Recorded data:
◆ ◆ ◆ ◆ ◆

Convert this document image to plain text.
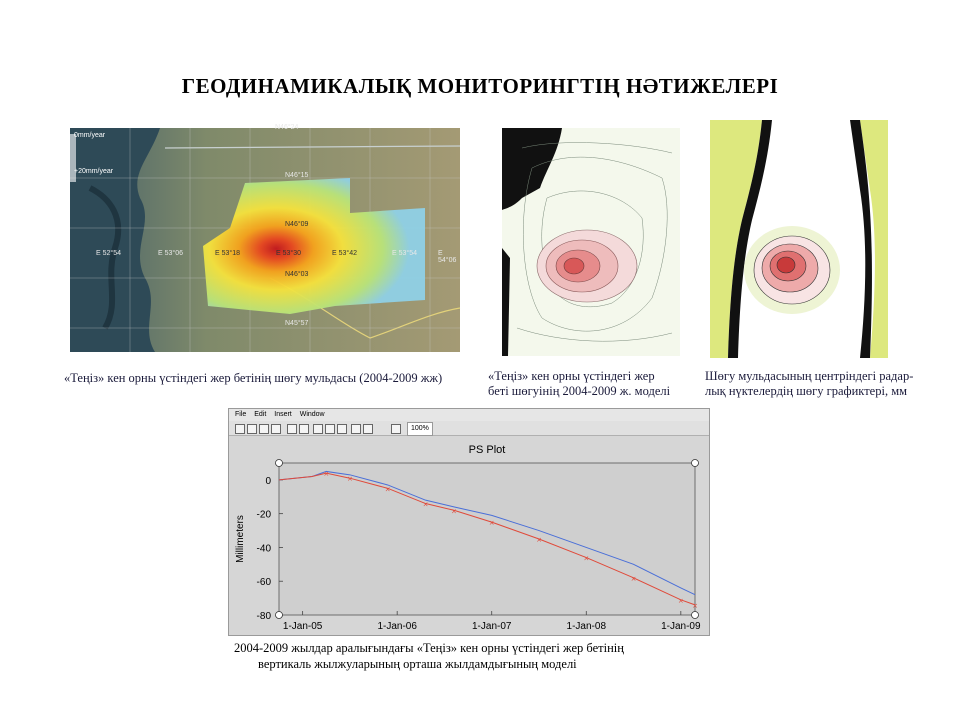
ГЕОДИНАМИКАЛЫҚ МОНИТОРИНГТІҢ НӘТИЖЕЛЕРІ
0mm/year
+20mm/year
N46°24
N46°15
N46°09
E 52°54	E 53°06	E 53°18	E 53°30	E 53°42	E 53°54	E 54°06
N46°03
N45°57
«Теңіз» кен орны үстіндегі жер бетінің шөгу мульдасы (2004-2009 жж)	«Теңіз» кен орны үстіндегі жер
беті шөгуінің 2004-2009 ж. моделі
Шөгу мульдасының центріндегі радар-
лық нүктелердің шөгу графиктері, мм
File Edit Insert Window
100%
PS Plot
Millimeters
0
-20
-40
-60
-80
1-Jan-05	1-Jan-06	1-Jan-07	1-Jan-08	1-Jan-09
×
×
×
×
×
×
×
×
×
×
×
2004-2009 жылдар аралығындағы «Теңіз» кен орны үстіндегі жер бетінің
вертикаль жылжуларының орташа жылдамдығының моделі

◆ ◆ ◆ ◆ ◆

Exercise goal:
Nothing in the entries should change as you copy them, except that the pictures are left out.

Result for this exercise:
Convert this document image to plain text.
ГЕОДИНАМИКАЛЫҚ МОНИТОРИНГТІҢ НӘТИЖЕЛЕРІ
0mm/year
+20mm/year
N46°24
N46°15
N46°09
E 52°54	E 53°06	E 53°18	E 53°30	E 53°42	E 53°54	E 54°06
N46°03
N45°57
«Теңіз» кен орны үстіндегі жер бетінің шөгу мульдасы (2004-2009 жж)	«Теңіз» кен орны үстіндегі жер
беті шөгуінің 2004-2009 ж. моделі
Шөгу мульдасының центріндегі радар-
лық нүктелердің шөгу графиктері, мм
File Edit Insert Window
100%
PS Plot
Millimeters
0
-20
-40
-60
-80
1-Jan-05	1-Jan-06	1-Jan-07	1-Jan-08	1-Jan-09
×
×
×
×
×
×
×
×
×
×
×
2004-2009 жылдар аралығындағы «Теңіз» кен орны үстіндегі жер бетінің
вертикаль жылжуларының орташа жылдамдығының моделі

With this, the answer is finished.